──────── RECORDED INFORMATION

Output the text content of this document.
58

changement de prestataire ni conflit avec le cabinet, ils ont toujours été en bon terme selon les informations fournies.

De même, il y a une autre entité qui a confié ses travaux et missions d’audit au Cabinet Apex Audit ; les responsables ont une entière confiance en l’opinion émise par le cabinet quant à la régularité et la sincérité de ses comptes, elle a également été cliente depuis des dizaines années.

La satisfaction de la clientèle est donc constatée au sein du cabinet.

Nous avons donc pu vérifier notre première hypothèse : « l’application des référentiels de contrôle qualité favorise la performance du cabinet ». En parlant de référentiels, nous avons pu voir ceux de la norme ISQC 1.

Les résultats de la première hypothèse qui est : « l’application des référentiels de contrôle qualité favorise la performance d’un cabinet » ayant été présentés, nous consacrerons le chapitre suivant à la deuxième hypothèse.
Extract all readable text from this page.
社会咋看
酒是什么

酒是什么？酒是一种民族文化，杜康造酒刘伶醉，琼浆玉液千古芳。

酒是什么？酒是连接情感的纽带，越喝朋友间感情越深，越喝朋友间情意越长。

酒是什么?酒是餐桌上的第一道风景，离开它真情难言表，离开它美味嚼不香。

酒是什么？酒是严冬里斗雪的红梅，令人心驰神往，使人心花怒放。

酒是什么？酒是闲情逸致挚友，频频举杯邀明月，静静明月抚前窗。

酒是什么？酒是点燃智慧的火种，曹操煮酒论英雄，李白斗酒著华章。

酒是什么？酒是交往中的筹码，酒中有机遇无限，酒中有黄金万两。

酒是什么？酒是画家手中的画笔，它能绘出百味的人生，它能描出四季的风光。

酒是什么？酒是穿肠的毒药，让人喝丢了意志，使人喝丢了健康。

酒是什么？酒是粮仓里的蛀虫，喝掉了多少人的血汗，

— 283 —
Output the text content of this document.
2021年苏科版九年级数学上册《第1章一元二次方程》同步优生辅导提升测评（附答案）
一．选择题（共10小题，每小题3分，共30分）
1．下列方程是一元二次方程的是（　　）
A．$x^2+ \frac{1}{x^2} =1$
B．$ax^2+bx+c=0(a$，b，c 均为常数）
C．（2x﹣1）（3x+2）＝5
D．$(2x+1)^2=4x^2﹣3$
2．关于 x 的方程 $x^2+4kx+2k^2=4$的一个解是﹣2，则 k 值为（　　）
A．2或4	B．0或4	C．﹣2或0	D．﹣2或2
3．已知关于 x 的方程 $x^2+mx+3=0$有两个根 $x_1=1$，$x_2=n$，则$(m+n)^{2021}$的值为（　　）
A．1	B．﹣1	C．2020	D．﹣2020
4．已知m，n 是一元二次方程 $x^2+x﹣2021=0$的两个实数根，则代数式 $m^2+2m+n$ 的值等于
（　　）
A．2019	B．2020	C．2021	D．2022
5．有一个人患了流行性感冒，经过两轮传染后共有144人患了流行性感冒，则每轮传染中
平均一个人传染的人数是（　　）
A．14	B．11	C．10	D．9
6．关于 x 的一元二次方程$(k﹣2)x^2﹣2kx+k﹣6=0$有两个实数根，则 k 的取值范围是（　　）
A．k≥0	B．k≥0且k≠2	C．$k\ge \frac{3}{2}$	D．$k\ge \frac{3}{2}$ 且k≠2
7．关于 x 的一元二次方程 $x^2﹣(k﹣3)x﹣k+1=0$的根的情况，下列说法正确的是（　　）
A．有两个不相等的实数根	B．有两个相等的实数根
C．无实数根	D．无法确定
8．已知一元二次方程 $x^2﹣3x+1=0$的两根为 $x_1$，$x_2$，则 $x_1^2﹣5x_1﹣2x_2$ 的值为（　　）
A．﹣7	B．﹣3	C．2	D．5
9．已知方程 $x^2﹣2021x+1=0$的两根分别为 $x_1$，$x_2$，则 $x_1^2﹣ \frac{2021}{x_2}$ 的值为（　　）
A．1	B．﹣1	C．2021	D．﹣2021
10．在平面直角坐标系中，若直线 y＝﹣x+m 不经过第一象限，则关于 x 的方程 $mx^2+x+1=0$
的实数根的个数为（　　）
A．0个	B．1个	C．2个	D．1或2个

────────────────

§ WHAT IS BEING ASKED
Transcribe the entire listing above precisely.

§ TASK ANSWER
Output the text content of this document.
58

changement de prestataire ni conflit avec le cabinet, ils ont toujours été en bon terme selon les informations fournies.

De même, il y a une autre entité qui a confié ses travaux et missions d’audit au Cabinet Apex Audit ; les responsables ont une entière confiance en l’opinion émise par le cabinet quant à la régularité et la sincérité de ses comptes, elle a également été cliente depuis des dizaines années.

La satisfaction de la clientèle est donc constatée au sein du cabinet.

Nous avons donc pu vérifier notre première hypothèse : « l’application des référentiels de contrôle qualité favorise la performance du cabinet ». En parlant de référentiels, nous avons pu voir ceux de la norme ISQC 1.

Les résultats de la première hypothèse qui est : « l’application des référentiels de contrôle qualité favorise la performance d’un cabinet » ayant été présentés, nous consacrerons le chapitre suivant à la deuxième hypothèse.
Extract all readable text from this page.
社会咋看
酒是什么

酒是什么？酒是一种民族文化，杜康造酒刘伶醉，琼浆玉液千古芳。

酒是什么？酒是连接情感的纽带，越喝朋友间感情越深，越喝朋友间情意越长。

酒是什么?酒是餐桌上的第一道风景，离开它真情难言表，离开它美味嚼不香。

酒是什么？酒是严冬里斗雪的红梅，令人心驰神往，使人心花怒放。

酒是什么？酒是闲情逸致挚友，频频举杯邀明月，静静明月抚前窗。

酒是什么？酒是点燃智慧的火种，曹操煮酒论英雄，李白斗酒著华章。

酒是什么？酒是交往中的筹码，酒中有机遇无限，酒中有黄金万两。

酒是什么？酒是画家手中的画笔，它能绘出百味的人生，它能描出四季的风光。

酒是什么？酒是穿肠的毒药，让人喝丢了意志，使人喝丢了健康。

酒是什么？酒是粮仓里的蛀虫，喝掉了多少人的血汗，

— 283 —
Output the text content of this document.
2021年苏科版九年级数学上册《第1章一元二次方程》同步优生辅导提升测评（附答案）
一．选择题（共10小题，每小题3分，共30分）
1．下列方程是一元二次方程的是（　　）
A．$x^2+ \frac{1}{x^2} =1$
B．$ax^2+bx+c=0(a$，b，c 均为常数）
C．（2x﹣1）（3x+2）＝5
D．$(2x+1)^2=4x^2﹣3$
2．关于 x 的方程 $x^2+4kx+2k^2=4$的一个解是﹣2，则 k 值为（　　）
A．2或4	B．0或4	C．﹣2或0	D．﹣2或2
3．已知关于 x 的方程 $x^2+mx+3=0$有两个根 $x_1=1$，$x_2=n$，则$(m+n)^{2021}$的值为（　　）
A．1	B．﹣1	C．2020	D．﹣2020
4．已知m，n 是一元二次方程 $x^2+x﹣2021=0$的两个实数根，则代数式 $m^2+2m+n$ 的值等于
（　　）
A．2019	B．2020	C．2021	D．2022
5．有一个人患了流行性感冒，经过两轮传染后共有144人患了流行性感冒，则每轮传染中
平均一个人传染的人数是（　　）
A．14	B．11	C．10	D．9
6．关于 x 的一元二次方程$(k﹣2)x^2﹣2kx+k﹣6=0$有两个实数根，则 k 的取值范围是（　　）
A．k≥0	B．k≥0且k≠2	C．$k\ge \frac{3}{2}$	D．$k\ge \frac{3}{2}$ 且k≠2
7．关于 x 的一元二次方程 $x^2﹣(k﹣3)x﹣k+1=0$的根的情况，下列说法正确的是（　　）
A．有两个不相等的实数根	B．有两个相等的实数根
C．无实数根	D．无法确定
8．已知一元二次方程 $x^2﹣3x+1=0$的两根为 $x_1$，$x_2$，则 $x_1^2﹣5x_1﹣2x_2$ 的值为（　　）
A．﹣7	B．﹣3	C．2	D．5
9．已知方程 $x^2﹣2021x+1=0$的两根分别为 $x_1$，$x_2$，则 $x_1^2﹣ \frac{2021}{x_2}$ 的值为（　　）
A．1	B．﹣1	C．2021	D．﹣2021
10．在平面直角坐标系中，若直线 y＝﹣x+m 不经过第一象限，则关于 x 的方程 $mx^2+x+1=0$
的实数根的个数为（　　）
A．0个	B．1个	C．2个	D．1或2个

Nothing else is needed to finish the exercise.